## Begin Extracted records

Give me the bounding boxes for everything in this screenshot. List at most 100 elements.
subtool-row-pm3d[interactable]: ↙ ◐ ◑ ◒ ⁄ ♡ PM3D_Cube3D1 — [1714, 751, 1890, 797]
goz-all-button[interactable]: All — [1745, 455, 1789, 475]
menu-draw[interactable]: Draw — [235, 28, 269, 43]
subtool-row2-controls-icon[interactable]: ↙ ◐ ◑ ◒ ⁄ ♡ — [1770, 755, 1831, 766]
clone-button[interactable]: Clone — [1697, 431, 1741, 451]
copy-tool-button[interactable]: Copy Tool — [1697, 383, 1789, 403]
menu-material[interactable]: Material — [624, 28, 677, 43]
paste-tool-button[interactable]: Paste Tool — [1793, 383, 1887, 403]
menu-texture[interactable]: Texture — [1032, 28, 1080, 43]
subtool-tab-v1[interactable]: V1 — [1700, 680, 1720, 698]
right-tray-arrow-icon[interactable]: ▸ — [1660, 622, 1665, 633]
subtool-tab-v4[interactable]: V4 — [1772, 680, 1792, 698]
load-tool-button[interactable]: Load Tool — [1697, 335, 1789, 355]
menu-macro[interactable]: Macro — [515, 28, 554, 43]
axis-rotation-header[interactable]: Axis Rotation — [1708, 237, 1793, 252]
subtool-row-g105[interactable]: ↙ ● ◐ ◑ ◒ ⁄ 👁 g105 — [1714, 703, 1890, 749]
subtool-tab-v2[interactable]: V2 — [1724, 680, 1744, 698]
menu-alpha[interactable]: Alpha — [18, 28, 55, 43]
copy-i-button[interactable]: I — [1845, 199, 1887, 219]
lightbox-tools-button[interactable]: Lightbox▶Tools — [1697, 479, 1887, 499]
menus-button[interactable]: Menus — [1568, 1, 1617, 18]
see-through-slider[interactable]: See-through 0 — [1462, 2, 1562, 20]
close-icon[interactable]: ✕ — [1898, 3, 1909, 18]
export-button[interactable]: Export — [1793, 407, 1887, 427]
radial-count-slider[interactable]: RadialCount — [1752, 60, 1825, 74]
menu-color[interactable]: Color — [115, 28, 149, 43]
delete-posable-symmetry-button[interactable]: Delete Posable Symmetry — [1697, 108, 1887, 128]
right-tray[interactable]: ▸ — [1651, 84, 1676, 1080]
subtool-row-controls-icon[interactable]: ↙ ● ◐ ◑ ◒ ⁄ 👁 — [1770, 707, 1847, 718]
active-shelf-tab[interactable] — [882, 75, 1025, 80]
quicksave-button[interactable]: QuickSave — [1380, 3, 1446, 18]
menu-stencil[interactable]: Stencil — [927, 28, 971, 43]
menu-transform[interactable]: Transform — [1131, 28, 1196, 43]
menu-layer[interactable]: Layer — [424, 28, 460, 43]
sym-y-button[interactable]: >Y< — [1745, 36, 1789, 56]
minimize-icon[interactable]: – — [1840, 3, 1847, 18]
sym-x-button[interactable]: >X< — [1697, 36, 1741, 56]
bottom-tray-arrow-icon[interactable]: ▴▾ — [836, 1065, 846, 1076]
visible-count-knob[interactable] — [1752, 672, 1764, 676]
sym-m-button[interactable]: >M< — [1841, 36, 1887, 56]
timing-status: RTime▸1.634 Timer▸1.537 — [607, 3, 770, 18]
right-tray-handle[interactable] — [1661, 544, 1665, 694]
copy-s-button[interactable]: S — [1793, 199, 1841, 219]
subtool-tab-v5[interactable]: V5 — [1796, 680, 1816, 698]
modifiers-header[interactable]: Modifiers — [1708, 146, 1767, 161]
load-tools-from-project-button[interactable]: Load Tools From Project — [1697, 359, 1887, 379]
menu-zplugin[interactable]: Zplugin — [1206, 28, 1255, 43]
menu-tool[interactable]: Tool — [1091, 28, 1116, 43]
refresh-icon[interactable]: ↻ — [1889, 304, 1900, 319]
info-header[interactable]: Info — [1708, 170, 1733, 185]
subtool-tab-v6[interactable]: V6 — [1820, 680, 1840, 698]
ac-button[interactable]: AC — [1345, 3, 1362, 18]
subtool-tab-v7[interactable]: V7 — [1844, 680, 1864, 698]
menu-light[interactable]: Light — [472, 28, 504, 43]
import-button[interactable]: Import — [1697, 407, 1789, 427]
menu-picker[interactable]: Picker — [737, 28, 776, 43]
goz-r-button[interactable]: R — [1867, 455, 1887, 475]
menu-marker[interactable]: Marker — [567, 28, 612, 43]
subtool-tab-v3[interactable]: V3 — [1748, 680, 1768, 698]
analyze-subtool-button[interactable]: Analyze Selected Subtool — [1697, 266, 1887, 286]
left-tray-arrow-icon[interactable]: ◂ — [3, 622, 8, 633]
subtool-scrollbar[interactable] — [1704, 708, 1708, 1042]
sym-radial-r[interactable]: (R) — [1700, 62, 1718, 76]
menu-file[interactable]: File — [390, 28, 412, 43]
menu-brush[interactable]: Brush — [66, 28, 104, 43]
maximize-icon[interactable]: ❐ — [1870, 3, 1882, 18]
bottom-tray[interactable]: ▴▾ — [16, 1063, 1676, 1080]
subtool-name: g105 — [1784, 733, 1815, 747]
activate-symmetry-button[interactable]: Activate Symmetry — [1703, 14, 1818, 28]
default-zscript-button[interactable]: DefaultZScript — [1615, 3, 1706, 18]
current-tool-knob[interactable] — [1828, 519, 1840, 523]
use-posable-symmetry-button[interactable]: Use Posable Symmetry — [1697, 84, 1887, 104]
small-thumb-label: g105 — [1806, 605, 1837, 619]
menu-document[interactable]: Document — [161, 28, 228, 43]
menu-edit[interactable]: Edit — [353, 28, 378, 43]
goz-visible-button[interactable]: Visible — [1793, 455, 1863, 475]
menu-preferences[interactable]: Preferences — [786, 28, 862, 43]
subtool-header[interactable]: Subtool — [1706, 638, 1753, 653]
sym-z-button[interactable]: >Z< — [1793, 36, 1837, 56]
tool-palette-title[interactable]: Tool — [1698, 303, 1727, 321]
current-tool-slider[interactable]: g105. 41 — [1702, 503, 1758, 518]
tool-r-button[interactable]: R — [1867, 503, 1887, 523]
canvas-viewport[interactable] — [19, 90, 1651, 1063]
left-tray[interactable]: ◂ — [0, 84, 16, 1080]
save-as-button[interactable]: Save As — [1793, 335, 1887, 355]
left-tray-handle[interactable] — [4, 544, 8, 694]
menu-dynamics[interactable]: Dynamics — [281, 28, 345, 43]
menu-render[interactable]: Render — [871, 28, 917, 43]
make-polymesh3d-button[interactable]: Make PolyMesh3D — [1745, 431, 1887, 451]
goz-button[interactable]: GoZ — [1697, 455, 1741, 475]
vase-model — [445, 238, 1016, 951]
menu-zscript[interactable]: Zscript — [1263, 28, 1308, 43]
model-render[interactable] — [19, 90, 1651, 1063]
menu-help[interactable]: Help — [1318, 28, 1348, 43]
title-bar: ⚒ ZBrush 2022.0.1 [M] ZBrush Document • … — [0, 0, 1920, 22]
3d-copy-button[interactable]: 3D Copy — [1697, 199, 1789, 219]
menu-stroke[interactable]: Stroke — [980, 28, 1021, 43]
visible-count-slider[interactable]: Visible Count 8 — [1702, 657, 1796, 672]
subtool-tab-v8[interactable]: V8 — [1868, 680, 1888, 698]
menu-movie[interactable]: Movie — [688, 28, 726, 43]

## End Extracted records

Report only the number of lines in the data above that contain the string "symmetry". Matches are case-sensitive.

Worked answer
3